### PROBLEM STATEMENT
Of the lines listed below, how many contain the string "header"? Answer with the number alone.

### PROVIDED RECORDS
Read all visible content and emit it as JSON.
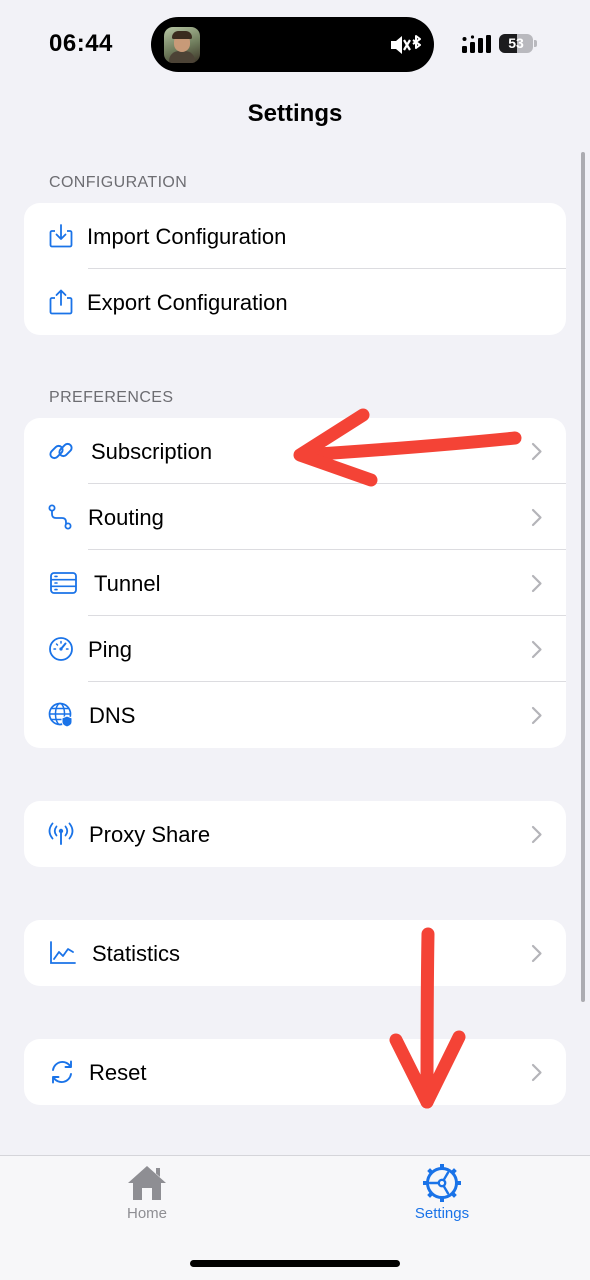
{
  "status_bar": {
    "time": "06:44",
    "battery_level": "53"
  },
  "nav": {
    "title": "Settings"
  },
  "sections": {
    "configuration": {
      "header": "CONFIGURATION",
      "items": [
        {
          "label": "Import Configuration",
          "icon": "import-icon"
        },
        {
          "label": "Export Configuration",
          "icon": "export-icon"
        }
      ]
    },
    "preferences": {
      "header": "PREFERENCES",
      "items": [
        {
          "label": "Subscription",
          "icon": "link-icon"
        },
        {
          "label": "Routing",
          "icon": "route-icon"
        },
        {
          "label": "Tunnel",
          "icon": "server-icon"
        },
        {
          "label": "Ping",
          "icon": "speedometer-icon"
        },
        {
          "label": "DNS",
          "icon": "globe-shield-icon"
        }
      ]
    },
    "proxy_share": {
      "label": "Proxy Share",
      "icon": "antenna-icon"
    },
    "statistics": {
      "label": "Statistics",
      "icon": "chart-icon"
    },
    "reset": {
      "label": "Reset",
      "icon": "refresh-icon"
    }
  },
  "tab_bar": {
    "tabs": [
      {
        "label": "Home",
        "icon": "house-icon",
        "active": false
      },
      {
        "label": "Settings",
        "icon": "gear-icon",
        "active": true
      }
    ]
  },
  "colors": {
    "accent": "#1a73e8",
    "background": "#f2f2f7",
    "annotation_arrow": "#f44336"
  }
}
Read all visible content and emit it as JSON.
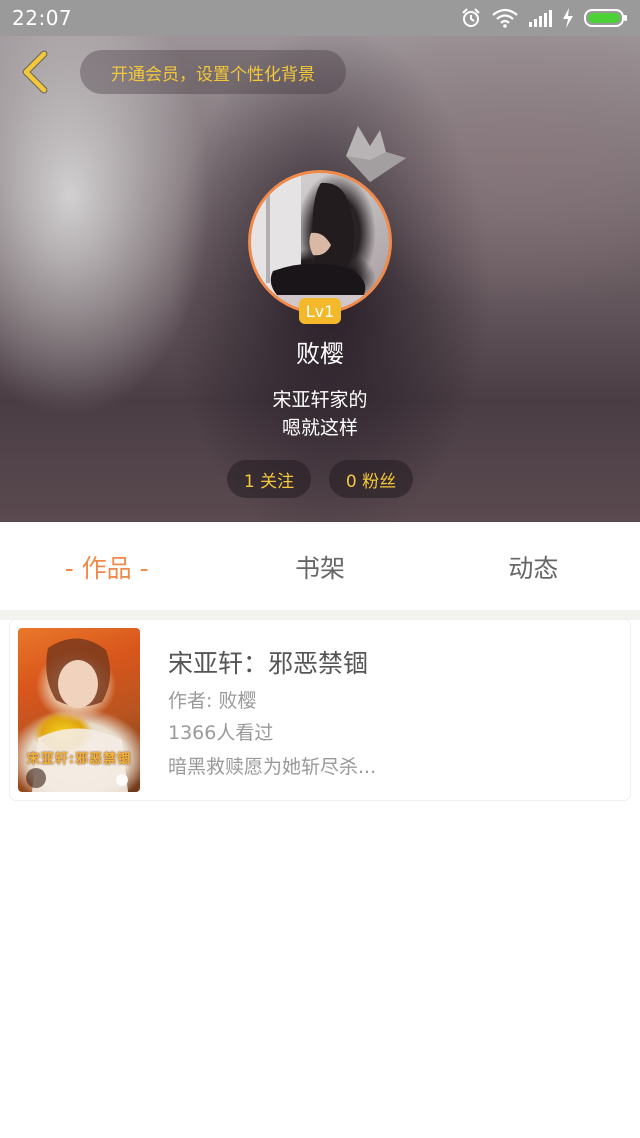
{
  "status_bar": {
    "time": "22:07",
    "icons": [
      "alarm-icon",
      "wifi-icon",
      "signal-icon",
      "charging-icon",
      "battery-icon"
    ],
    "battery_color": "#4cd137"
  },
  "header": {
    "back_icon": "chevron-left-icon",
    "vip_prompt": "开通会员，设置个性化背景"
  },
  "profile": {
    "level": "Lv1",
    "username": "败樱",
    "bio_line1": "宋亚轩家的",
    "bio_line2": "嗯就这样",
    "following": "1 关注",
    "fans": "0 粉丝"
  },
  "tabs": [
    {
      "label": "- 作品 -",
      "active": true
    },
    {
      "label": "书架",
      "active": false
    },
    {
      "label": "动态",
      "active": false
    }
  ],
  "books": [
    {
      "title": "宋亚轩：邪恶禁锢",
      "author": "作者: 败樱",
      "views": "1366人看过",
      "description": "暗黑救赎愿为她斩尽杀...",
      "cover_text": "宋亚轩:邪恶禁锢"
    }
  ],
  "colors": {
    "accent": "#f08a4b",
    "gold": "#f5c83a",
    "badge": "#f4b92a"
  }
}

...

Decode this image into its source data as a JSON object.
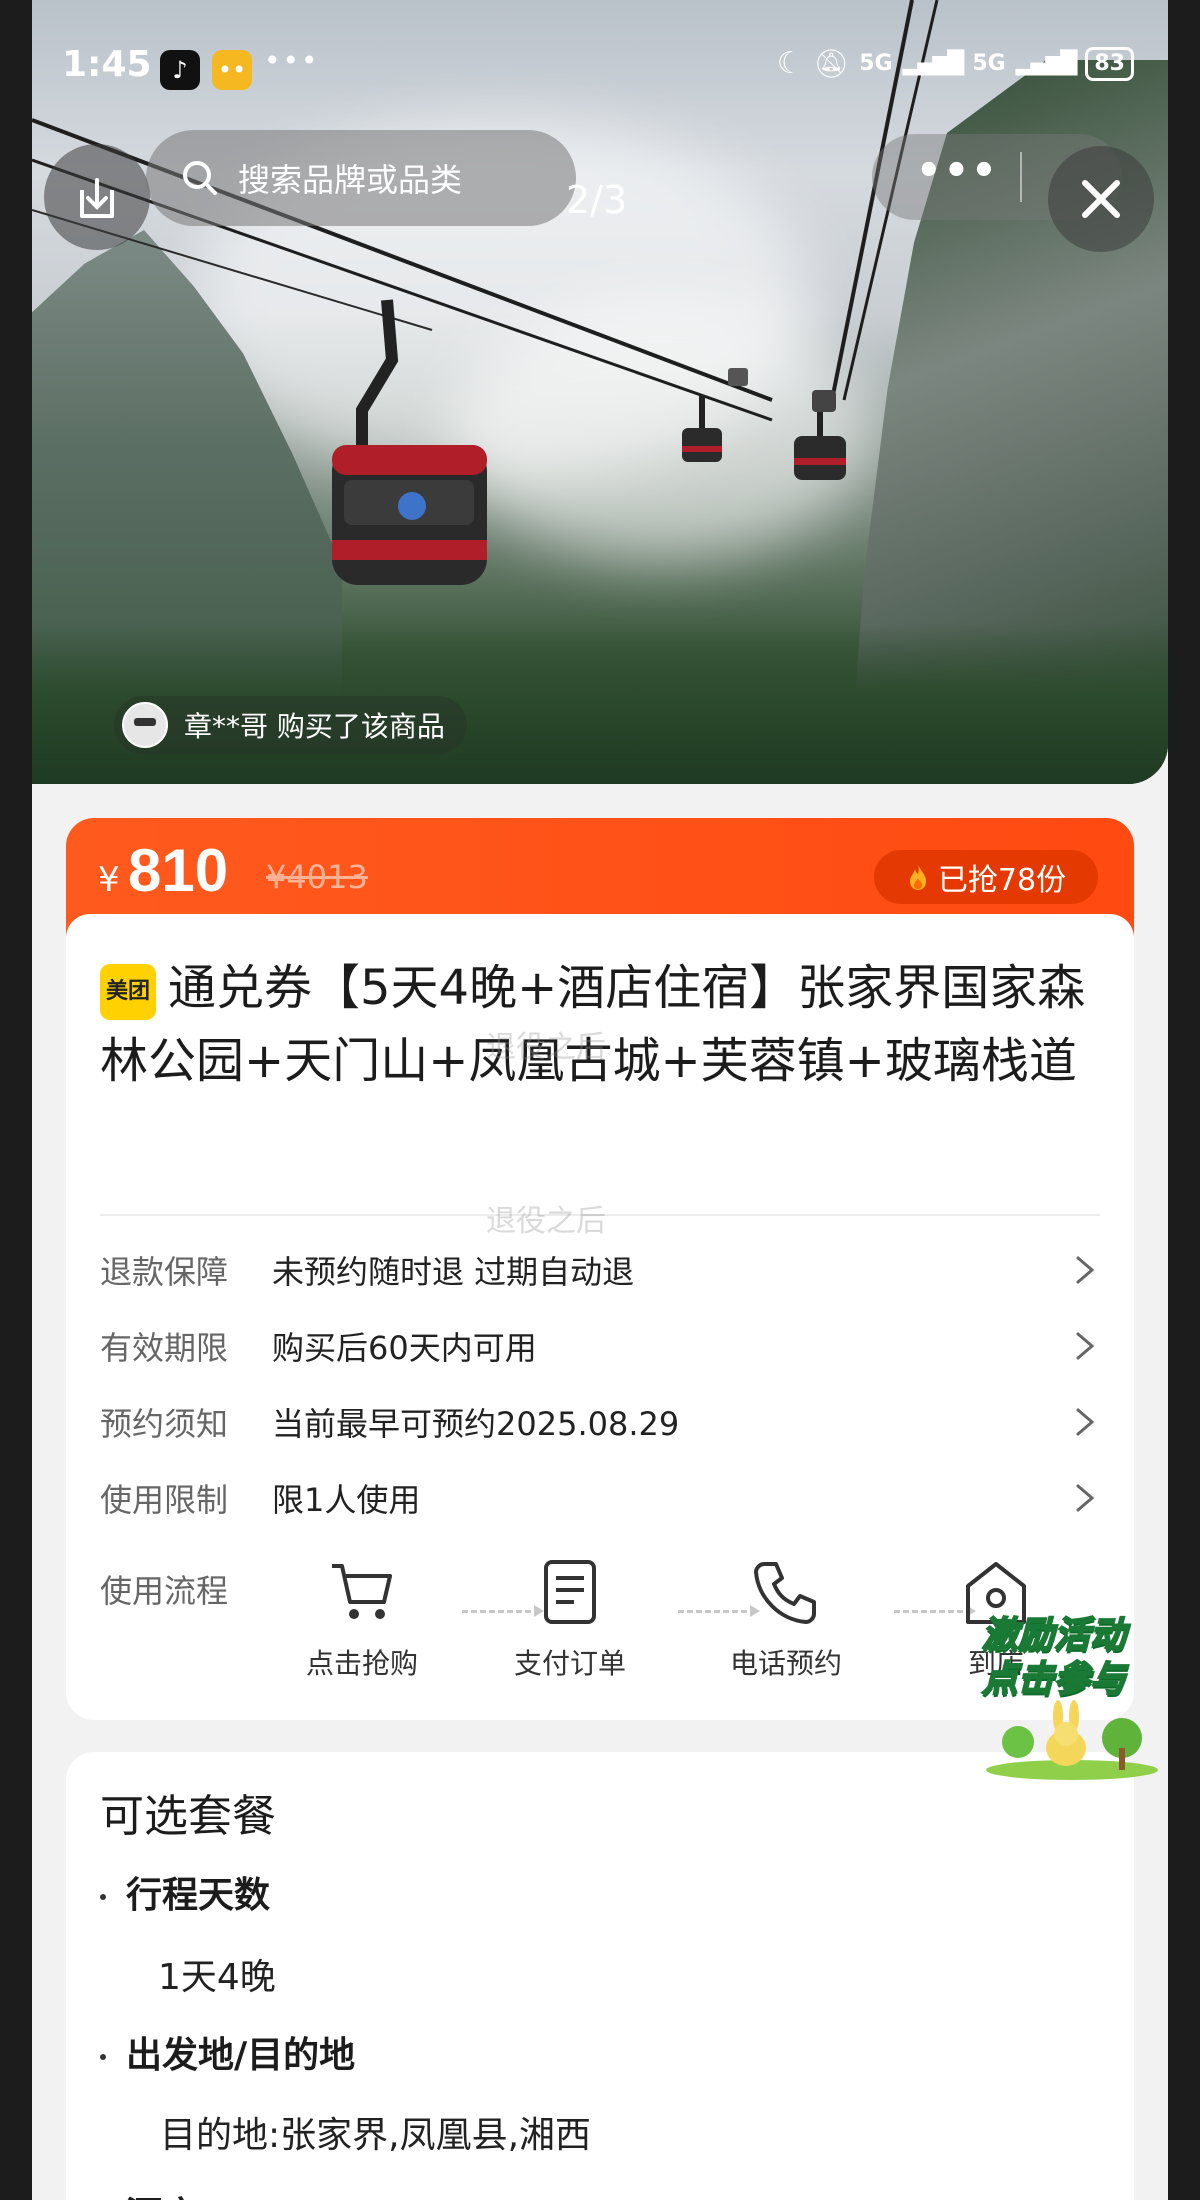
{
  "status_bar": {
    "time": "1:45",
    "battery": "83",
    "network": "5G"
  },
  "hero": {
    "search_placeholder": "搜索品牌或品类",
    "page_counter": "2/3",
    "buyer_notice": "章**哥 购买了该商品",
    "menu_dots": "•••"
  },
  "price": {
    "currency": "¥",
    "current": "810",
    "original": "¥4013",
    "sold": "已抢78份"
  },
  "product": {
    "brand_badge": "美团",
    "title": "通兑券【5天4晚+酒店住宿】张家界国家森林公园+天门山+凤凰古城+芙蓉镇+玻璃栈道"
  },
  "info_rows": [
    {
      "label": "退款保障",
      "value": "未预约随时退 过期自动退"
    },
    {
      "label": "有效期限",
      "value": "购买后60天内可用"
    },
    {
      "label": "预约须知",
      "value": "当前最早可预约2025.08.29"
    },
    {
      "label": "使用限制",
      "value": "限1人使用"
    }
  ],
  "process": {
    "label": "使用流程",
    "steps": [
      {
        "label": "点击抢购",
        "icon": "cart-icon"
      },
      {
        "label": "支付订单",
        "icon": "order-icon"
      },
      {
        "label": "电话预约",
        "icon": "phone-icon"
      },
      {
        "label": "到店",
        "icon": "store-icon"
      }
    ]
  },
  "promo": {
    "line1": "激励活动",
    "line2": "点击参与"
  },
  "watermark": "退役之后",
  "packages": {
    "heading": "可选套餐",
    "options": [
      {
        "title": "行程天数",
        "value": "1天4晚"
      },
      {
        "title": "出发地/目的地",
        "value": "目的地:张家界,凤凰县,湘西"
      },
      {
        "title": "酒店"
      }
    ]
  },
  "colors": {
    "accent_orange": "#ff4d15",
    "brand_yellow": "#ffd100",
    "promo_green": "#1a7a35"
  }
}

### WRITTEN SOLUTION
3